Records from a collection of figures
^^^^^^^^

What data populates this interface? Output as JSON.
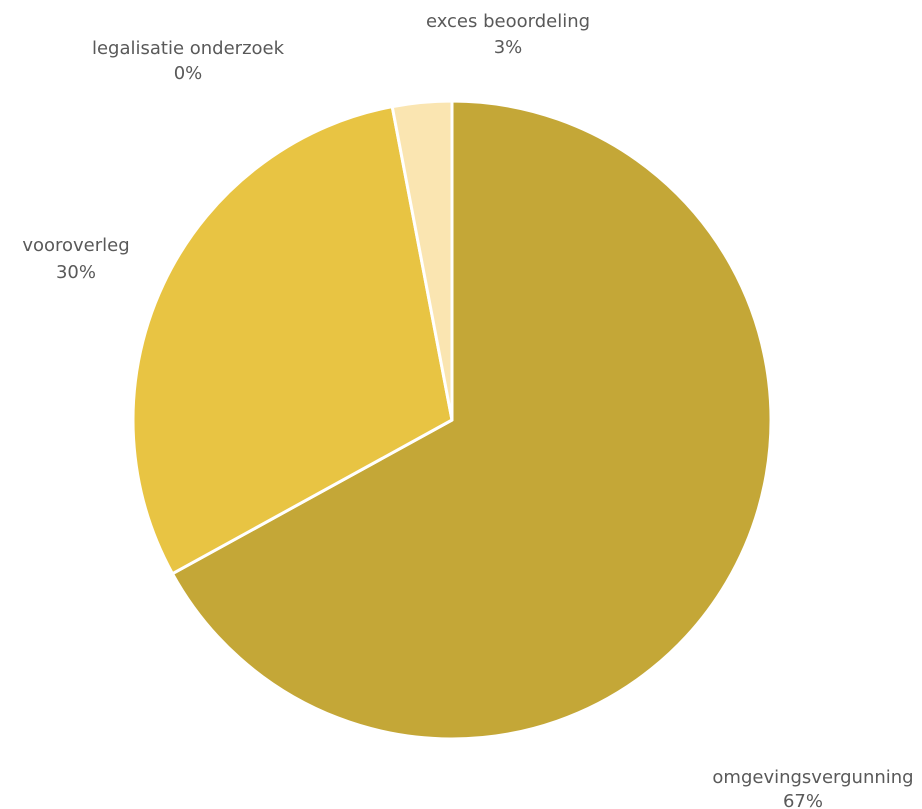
{
  "chart_data": {
    "type": "pie",
    "title": "",
    "slices": [
      {
        "label": "omgevingsvergunning",
        "value": 67,
        "value_label": "67%",
        "color": "#c4a737"
      },
      {
        "label": "vooroverleg",
        "value": 30,
        "value_label": "30%",
        "color": "#e8c443"
      },
      {
        "label": "legalisatie onderzoek",
        "value": 0,
        "value_label": "0%",
        "color": "#d9b93c"
      },
      {
        "label": "exces beoordeling",
        "value": 3,
        "value_label": "3%",
        "color": "#fae5b1"
      }
    ],
    "start_angle_deg": 0,
    "direction": "clockwise",
    "slice_border_color": "#ffffff",
    "legend": "none"
  }
}
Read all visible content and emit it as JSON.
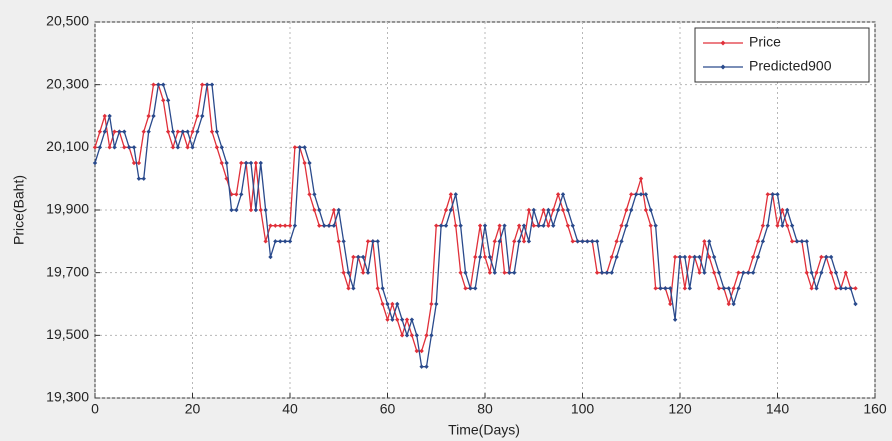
{
  "chart_data": {
    "type": "line",
    "xlabel": "Time(Days)",
    "ylabel": "Price(Baht)",
    "x": [
      0,
      1,
      2,
      3,
      4,
      5,
      6,
      7,
      8,
      9,
      10,
      11,
      12,
      13,
      14,
      15,
      16,
      17,
      18,
      19,
      20,
      21,
      22,
      23,
      24,
      25,
      26,
      27,
      28,
      29,
      30,
      31,
      32,
      33,
      34,
      35,
      36,
      37,
      38,
      39,
      40,
      41,
      42,
      43,
      44,
      45,
      46,
      47,
      48,
      49,
      50,
      51,
      52,
      53,
      54,
      55,
      56,
      57,
      58,
      59,
      60,
      61,
      62,
      63,
      64,
      65,
      66,
      67,
      68,
      69,
      70,
      71,
      72,
      73,
      74,
      75,
      76,
      77,
      78,
      79,
      80,
      81,
      82,
      83,
      84,
      85,
      86,
      87,
      88,
      89,
      90,
      91,
      92,
      93,
      94,
      95,
      96,
      97,
      98,
      99,
      100,
      101,
      102,
      103,
      104,
      105,
      106,
      107,
      108,
      109,
      110,
      111,
      112,
      113,
      114,
      115,
      116,
      117,
      118,
      119,
      120,
      121,
      122,
      123,
      124,
      125,
      126,
      127,
      128,
      129,
      130,
      131,
      132,
      133,
      134,
      135,
      136,
      137,
      138,
      139,
      140,
      141,
      142,
      143,
      144,
      145,
      146,
      147,
      148,
      149,
      150,
      151,
      152,
      153,
      154,
      155,
      156
    ],
    "series": [
      {
        "name": "Price",
        "color": "#e0303a",
        "values": [
          20100,
          20150,
          20200,
          20100,
          20150,
          20150,
          20100,
          20100,
          20050,
          20050,
          20150,
          20200,
          20300,
          20300,
          20250,
          20150,
          20100,
          20150,
          20150,
          20100,
          20150,
          20200,
          20300,
          20300,
          20150,
          20100,
          20050,
          20000,
          19950,
          19950,
          20050,
          20050,
          19900,
          20050,
          19900,
          19800,
          19850,
          19850,
          19850,
          19850,
          19850,
          20100,
          20100,
          20050,
          19950,
          19900,
          19850,
          19850,
          19850,
          19900,
          19800,
          19700,
          19650,
          19750,
          19750,
          19700,
          19800,
          19800,
          19650,
          19600,
          19550,
          19600,
          19550,
          19500,
          19550,
          19500,
          19450,
          19450,
          19500,
          19600,
          19850,
          19850,
          19900,
          19950,
          19850,
          19700,
          19650,
          19650,
          19750,
          19850,
          19750,
          19700,
          19800,
          19850,
          19700,
          19700,
          19800,
          19850,
          19800,
          19900,
          19850,
          19850,
          19900,
          19850,
          19900,
          19950,
          19900,
          19850,
          19800,
          19800,
          19800,
          19800,
          19800,
          19700,
          19700,
          19700,
          19750,
          19800,
          19850,
          19900,
          19950,
          19950,
          20000,
          19900,
          19850,
          19650,
          19650,
          19650,
          19600,
          19750,
          19750,
          19650,
          19750,
          19750,
          19700,
          19800,
          19750,
          19700,
          19650,
          19650,
          19600,
          19650,
          19700,
          19700,
          19700,
          19750,
          19800,
          19850,
          19950,
          19950,
          19850,
          19900,
          19850,
          19800,
          19800,
          19800,
          19700,
          19650,
          19700,
          19750,
          19750,
          19700,
          19650,
          19650,
          19700,
          19650,
          19650
        ]
      },
      {
        "name": "Predicted900",
        "color": "#2a4a8c",
        "values": [
          20050,
          20100,
          20150,
          20200,
          20100,
          20150,
          20150,
          20100,
          20100,
          20000,
          20000,
          20150,
          20200,
          20300,
          20300,
          20250,
          20150,
          20100,
          20150,
          20150,
          20100,
          20150,
          20200,
          20300,
          20300,
          20150,
          20100,
          20050,
          19900,
          19900,
          19950,
          20050,
          20050,
          19900,
          20050,
          19900,
          19750,
          19800,
          19800,
          19800,
          19800,
          19850,
          20100,
          20100,
          20050,
          19950,
          19900,
          19850,
          19850,
          19850,
          19900,
          19800,
          19700,
          19650,
          19750,
          19750,
          19700,
          19800,
          19800,
          19650,
          19600,
          19550,
          19600,
          19550,
          19500,
          19550,
          19500,
          19400,
          19400,
          19500,
          19600,
          19850,
          19850,
          19900,
          19950,
          19850,
          19700,
          19650,
          19650,
          19750,
          19850,
          19750,
          19700,
          19800,
          19850,
          19700,
          19700,
          19800,
          19850,
          19800,
          19900,
          19850,
          19850,
          19900,
          19850,
          19900,
          19950,
          19900,
          19850,
          19800,
          19800,
          19800,
          19800,
          19800,
          19700,
          19700,
          19700,
          19750,
          19800,
          19850,
          19900,
          19950,
          19950,
          19950,
          19900,
          19850,
          19650,
          19650,
          19650,
          19550,
          19750,
          19750,
          19650,
          19750,
          19750,
          19700,
          19800,
          19750,
          19700,
          19650,
          19650,
          19600,
          19650,
          19700,
          19700,
          19700,
          19750,
          19800,
          19850,
          19950,
          19950,
          19850,
          19900,
          19850,
          19800,
          19800,
          19800,
          19700,
          19650,
          19700,
          19750,
          19750,
          19700,
          19650,
          19650,
          19650,
          19600
        ]
      }
    ],
    "xlim": [
      0,
      160
    ],
    "xticks": [
      0,
      20,
      40,
      60,
      80,
      100,
      120,
      140,
      160
    ],
    "ylim": [
      19300,
      20500
    ],
    "yticks": [
      {
        "value": 19300,
        "label": "19,300"
      },
      {
        "value": 19500,
        "label": "19,500"
      },
      {
        "value": 19700,
        "label": "19,700"
      },
      {
        "value": 19900,
        "label": "19,900"
      },
      {
        "value": 20100,
        "label": "20,100"
      },
      {
        "value": 20300,
        "label": "20,300"
      },
      {
        "value": 20500,
        "label": "20,500"
      }
    ],
    "grid": true,
    "legend": "upper right"
  }
}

^^^^^^^^

→ **Written request**
The records above should be reproduced exactly, with no pictures included.

→ **Correct result**
What data populates this interface? Output as JSON.
{
  "chart_data": {
    "type": "pie",
    "title": "",
    "slices": [
      {
        "label": "omgevingsvergunning",
        "value": 67,
        "value_label": "67%",
        "color": "#c4a737"
      },
      {
        "label": "vooroverleg",
        "value": 30,
        "value_label": "30%",
        "color": "#e8c443"
      },
      {
        "label": "legalisatie onderzoek",
        "value": 0,
        "value_label": "0%",
        "color": "#d9b93c"
      },
      {
        "label": "exces beoordeling",
        "value": 3,
        "value_label": "3%",
        "color": "#fae5b1"
      }
    ],
    "start_angle_deg": 0,
    "direction": "clockwise",
    "slice_border_color": "#ffffff",
    "legend": "none"
  }
}
Read all visible content and emit it as JSON.
{
  "chart_data": {
    "type": "line",
    "xlabel": "Time(Days)",
    "ylabel": "Price(Baht)",
    "x": [
      0,
      1,
      2,
      3,
      4,
      5,
      6,
      7,
      8,
      9,
      10,
      11,
      12,
      13,
      14,
      15,
      16,
      17,
      18,
      19,
      20,
      21,
      22,
      23,
      24,
      25,
      26,
      27,
      28,
      29,
      30,
      31,
      32,
      33,
      34,
      35,
      36,
      37,
      38,
      39,
      40,
      41,
      42,
      43,
      44,
      45,
      46,
      47,
      48,
      49,
      50,
      51,
      52,
      53,
      54,
      55,
      56,
      57,
      58,
      59,
      60,
      61,
      62,
      63,
      64,
      65,
      66,
      67,
      68,
      69,
      70,
      71,
      72,
      73,
      74,
      75,
      76,
      77,
      78,
      79,
      80,
      81,
      82,
      83,
      84,
      85,
      86,
      87,
      88,
      89,
      90,
      91,
      92,
      93,
      94,
      95,
      96,
      97,
      98,
      99,
      100,
      101,
      102,
      103,
      104,
      105,
      106,
      107,
      108,
      109,
      110,
      111,
      112,
      113,
      114,
      115,
      116,
      117,
      118,
      119,
      120,
      121,
      122,
      123,
      124,
      125,
      126,
      127,
      128,
      129,
      130,
      131,
      132,
      133,
      134,
      135,
      136,
      137,
      138,
      139,
      140,
      141,
      142,
      143,
      144,
      145,
      146,
      147,
      148,
      149,
      150,
      151,
      152,
      153,
      154,
      155,
      156
    ],
    "series": [
      {
        "name": "Price",
        "color": "#e0303a",
        "values": [
          20100,
          20150,
          20200,
          20100,
          20150,
          20150,
          20100,
          20100,
          20050,
          20050,
          20150,
          20200,
          20300,
          20300,
          20250,
          20150,
          20100,
          20150,
          20150,
          20100,
          20150,
          20200,
          20300,
          20300,
          20150,
          20100,
          20050,
          20000,
          19950,
          19950,
          20050,
          20050,
          19900,
          20050,
          19900,
          19800,
          19850,
          19850,
          19850,
          19850,
          19850,
          20100,
          20100,
          20050,
          19950,
          19900,
          19850,
          19850,
          19850,
          19900,
          19800,
          19700,
          19650,
          19750,
          19750,
          19700,
          19800,
          19800,
          19650,
          19600,
          19550,
          19600,
          19550,
          19500,
          19550,
          19500,
          19450,
          19450,
          19500,
          19600,
          19850,
          19850,
          19900,
          19950,
          19850,
          19700,
          19650,
          19650,
          19750,
          19850,
          19750,
          19700,
          19800,
          19850,
          19700,
          19700,
          19800,
          19850,
          19800,
          19900,
          19850,
          19850,
          19900,
          19850,
          19900,
          19950,
          19900,
          19850,
          19800,
          19800,
          19800,
          19800,
          19800,
          19700,
          19700,
          19700,
          19750,
          19800,
          19850,
          19900,
          19950,
          19950,
          20000,
          19900,
          19850,
          19650,
          19650,
          19650,
          19600,
          19750,
          19750,
          19650,
          19750,
          19750,
          19700,
          19800,
          19750,
          19700,
          19650,
          19650,
          19600,
          19650,
          19700,
          19700,
          19700,
          19750,
          19800,
          19850,
          19950,
          19950,
          19850,
          19900,
          19850,
          19800,
          19800,
          19800,
          19700,
          19650,
          19700,
          19750,
          19750,
          19700,
          19650,
          19650,
          19700,
          19650,
          19650
        ]
      },
      {
        "name": "Predicted900",
        "color": "#2a4a8c",
        "values": [
          20050,
          20100,
          20150,
          20200,
          20100,
          20150,
          20150,
          20100,
          20100,
          20000,
          20000,
          20150,
          20200,
          20300,
          20300,
          20250,
          20150,
          20100,
          20150,
          20150,
          20100,
          20150,
          20200,
          20300,
          20300,
          20150,
          20100,
          20050,
          19900,
          19900,
          19950,
          20050,
          20050,
          19900,
          20050,
          19900,
          19750,
          19800,
          19800,
          19800,
          19800,
          19850,
          20100,
          20100,
          20050,
          19950,
          19900,
          19850,
          19850,
          19850,
          19900,
          19800,
          19700,
          19650,
          19750,
          19750,
          19700,
          19800,
          19800,
          19650,
          19600,
          19550,
          19600,
          19550,
          19500,
          19550,
          19500,
          19400,
          19400,
          19500,
          19600,
          19850,
          19850,
          19900,
          19950,
          19850,
          19700,
          19650,
          19650,
          19750,
          19850,
          19750,
          19700,
          19800,
          19850,
          19700,
          19700,
          19800,
          19850,
          19800,
          19900,
          19850,
          19850,
          19900,
          19850,
          19900,
          19950,
          19900,
          19850,
          19800,
          19800,
          19800,
          19800,
          19800,
          19700,
          19700,
          19700,
          19750,
          19800,
          19850,
          19900,
          19950,
          19950,
          19950,
          19900,
          19850,
          19650,
          19650,
          19650,
          19550,
          19750,
          19750,
          19650,
          19750,
          19750,
          19700,
          19800,
          19750,
          19700,
          19650,
          19650,
          19600,
          19650,
          19700,
          19700,
          19700,
          19750,
          19800,
          19850,
          19950,
          19950,
          19850,
          19900,
          19850,
          19800,
          19800,
          19800,
          19700,
          19650,
          19700,
          19750,
          19750,
          19700,
          19650,
          19650,
          19650,
          19600
        ]
      }
    ],
    "xlim": [
      0,
      160
    ],
    "xticks": [
      0,
      20,
      40,
      60,
      80,
      100,
      120,
      140,
      160
    ],
    "ylim": [
      19300,
      20500
    ],
    "yticks": [
      {
        "value": 19300,
        "label": "19,300"
      },
      {
        "value": 19500,
        "label": "19,500"
      },
      {
        "value": 19700,
        "label": "19,700"
      },
      {
        "value": 19900,
        "label": "19,900"
      },
      {
        "value": 20100,
        "label": "20,100"
      },
      {
        "value": 20300,
        "label": "20,300"
      },
      {
        "value": 20500,
        "label": "20,500"
      }
    ],
    "grid": true,
    "legend": "upper right"
  }
}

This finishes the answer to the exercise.